[To be done] Without the pictures, reproduce the records that follow exactly.
--- start of Input for this task ---
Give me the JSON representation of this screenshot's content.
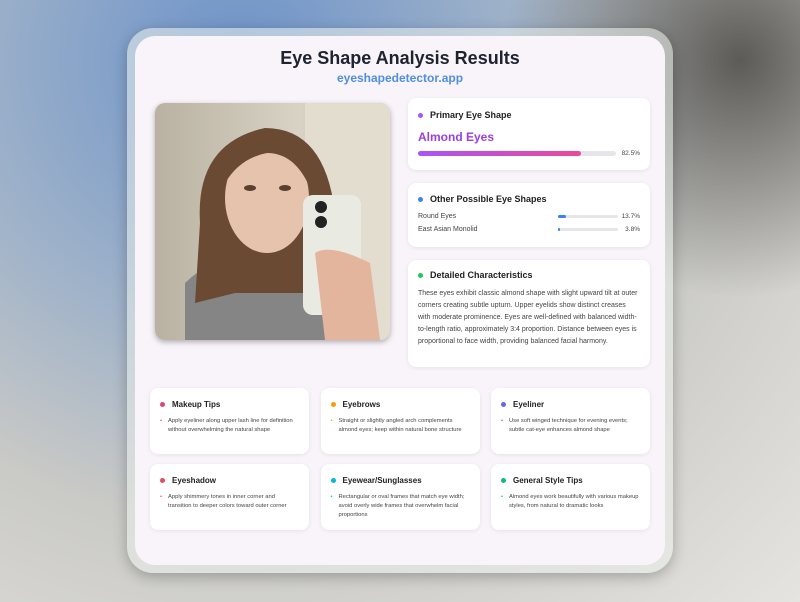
{
  "header": {
    "title": "Eye Shape Analysis Results",
    "site": "eyeshapedetector.app"
  },
  "primary": {
    "heading": "Primary Eye Shape",
    "shape": "Almond Eyes",
    "percent": 82.5,
    "percent_label": "82.5%",
    "color": "#a855f7"
  },
  "others": {
    "heading": "Other Possible Eye Shapes",
    "color": "#3b82f6",
    "items": [
      {
        "name": "Round Eyes",
        "percent": 13.7,
        "label": "13.7%"
      },
      {
        "name": "East Asian Monolid",
        "percent": 3.8,
        "label": "3.8%"
      }
    ]
  },
  "details": {
    "heading": "Detailed Characteristics",
    "color": "#22c55e",
    "text": "These eyes exhibit classic almond shape with slight upward tilt at outer corners creating subtle upturn. Upper eyelids show distinct creases with moderate prominence. Eyes are well-defined with balanced width-to-length ratio, approximately 3:4 proportion. Distance between eyes is proportional to face width, providing balanced facial harmony."
  },
  "tips": [
    {
      "title": "Makeup Tips",
      "color": "#e0457f",
      "text": "Apply eyeliner along upper lash line for definition without overwhelming the natural shape"
    },
    {
      "title": "Eyebrows",
      "color": "#f59e0b",
      "text": "Straight or slightly angled arch complements almond eyes; keep within natural bone structure"
    },
    {
      "title": "Eyeliner",
      "color": "#6366f1",
      "text": "Use soft winged technique for evening events; subtle cat-eye enhances almond shape"
    },
    {
      "title": "Eyeshadow",
      "color": "#e84a62",
      "text": "Apply shimmery tones in inner corner and transition to deeper colors toward outer corner"
    },
    {
      "title": "Eyewear/Sunglasses",
      "color": "#06b6d4",
      "text": "Rectangular or oval frames that match eye width; avoid overly wide frames that overwhelm facial proportions"
    },
    {
      "title": "General Style Tips",
      "color": "#10b981",
      "text": "Almond eyes work beautifully with various makeup styles, from natural to dramatic looks"
    }
  ]
}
--- end of Input for this task ---
[Task output]
Give me the JSON representation of this screenshot's content.
{
  "header": {
    "title": "Eye Shape Analysis Results",
    "site": "eyeshapedetector.app"
  },
  "primary": {
    "heading": "Primary Eye Shape",
    "shape": "Almond Eyes",
    "percent": 82.5,
    "percent_label": "82.5%",
    "color": "#a855f7"
  },
  "others": {
    "heading": "Other Possible Eye Shapes",
    "color": "#3b82f6",
    "items": [
      {
        "name": "Round Eyes",
        "percent": 13.7,
        "label": "13.7%"
      },
      {
        "name": "East Asian Monolid",
        "percent": 3.8,
        "label": "3.8%"
      }
    ]
  },
  "details": {
    "heading": "Detailed Characteristics",
    "color": "#22c55e",
    "text": "These eyes exhibit classic almond shape with slight upward tilt at outer corners creating subtle upturn. Upper eyelids show distinct creases with moderate prominence. Eyes are well-defined with balanced width-to-length ratio, approximately 3:4 proportion. Distance between eyes is proportional to face width, providing balanced facial harmony."
  },
  "tips": [
    {
      "title": "Makeup Tips",
      "color": "#e0457f",
      "text": "Apply eyeliner along upper lash line for definition without overwhelming the natural shape"
    },
    {
      "title": "Eyebrows",
      "color": "#f59e0b",
      "text": "Straight or slightly angled arch complements almond eyes; keep within natural bone structure"
    },
    {
      "title": "Eyeliner",
      "color": "#6366f1",
      "text": "Use soft winged technique for evening events; subtle cat-eye enhances almond shape"
    },
    {
      "title": "Eyeshadow",
      "color": "#e84a62",
      "text": "Apply shimmery tones in inner corner and transition to deeper colors toward outer corner"
    },
    {
      "title": "Eyewear/Sunglasses",
      "color": "#06b6d4",
      "text": "Rectangular or oval frames that match eye width; avoid overly wide frames that overwhelm facial proportions"
    },
    {
      "title": "General Style Tips",
      "color": "#10b981",
      "text": "Almond eyes work beautifully with various makeup styles, from natural to dramatic looks"
    }
  ]
}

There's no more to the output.